[Data entries]
'''

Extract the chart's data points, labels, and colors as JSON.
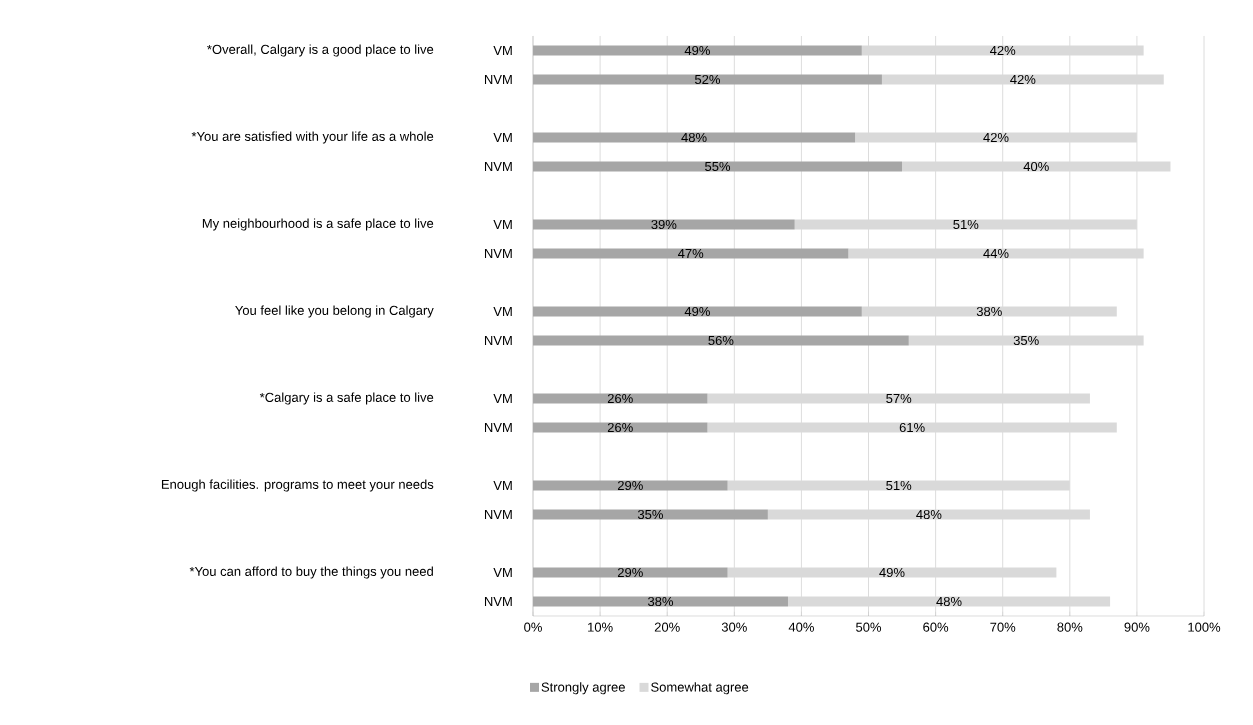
{
  "chart_data": {
    "type": "bar",
    "orientation": "horizontal",
    "stacked": true,
    "categories": [
      "VM",
      "NVM",
      "VM",
      "NVM",
      "VM",
      "NVM",
      "VM",
      "NVM",
      "VM",
      "NVM",
      "VM",
      "NVM",
      "VM",
      "NVM"
    ],
    "annotations": [
      "*Overall, Calgary is a good place to live",
      "*You are satisfied with your life as a whole",
      "My neighbourhood is a safe place to live",
      "You feel like you belong in Calgary",
      "*Calgary is a safe place to live",
      "Enough facilities. programs to meet your needs",
      "*You can afford to buy the things you need"
    ],
    "series": [
      {
        "name": "Strongly agree",
        "color": "#a6a6a6",
        "values": [
          49,
          52,
          48,
          55,
          39,
          47,
          49,
          56,
          26,
          26,
          29,
          35,
          29,
          38
        ],
        "value_labels": [
          "49%",
          "52%",
          "48%",
          "55%",
          "39%",
          "47%",
          "49%",
          "56%",
          "26%",
          "26%",
          "29%",
          "35%",
          "29%",
          "38%"
        ]
      },
      {
        "name": "Somewhat agree",
        "color": "#d9d9d9",
        "values": [
          42,
          42,
          42,
          40,
          51,
          44,
          38,
          35,
          57,
          61,
          51,
          48,
          49,
          48
        ],
        "value_labels": [
          "42%",
          "42%",
          "42%",
          "40%",
          "51%",
          "44%",
          "38%",
          "35%",
          "57%",
          "61%",
          "51%",
          "48%",
          "49%",
          "48%"
        ]
      }
    ],
    "xlim": [
      0,
      100
    ],
    "xticks": [
      {
        "value": 0,
        "label": "0%"
      },
      {
        "value": 10,
        "label": "10%"
      },
      {
        "value": 20,
        "label": "20%"
      },
      {
        "value": 30,
        "label": "30%"
      },
      {
        "value": 40,
        "label": "40%"
      },
      {
        "value": 50,
        "label": "50%"
      },
      {
        "value": 60,
        "label": "60%"
      },
      {
        "value": 70,
        "label": "70%"
      },
      {
        "value": 80,
        "label": "80%"
      },
      {
        "value": 90,
        "label": "90%"
      },
      {
        "value": 100,
        "label": "100%"
      }
    ],
    "grid": "x",
    "legend": "bottom"
  }
}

'''

● **INSTRUCTION**:
Your task is to collect every line above that contains the word "Calgary".

● **REPLY TO THE TASK**:
      "*Overall, Calgary is a good place to live",
      "You feel like you belong in Calgary",
      "*Calgary is a safe place to live",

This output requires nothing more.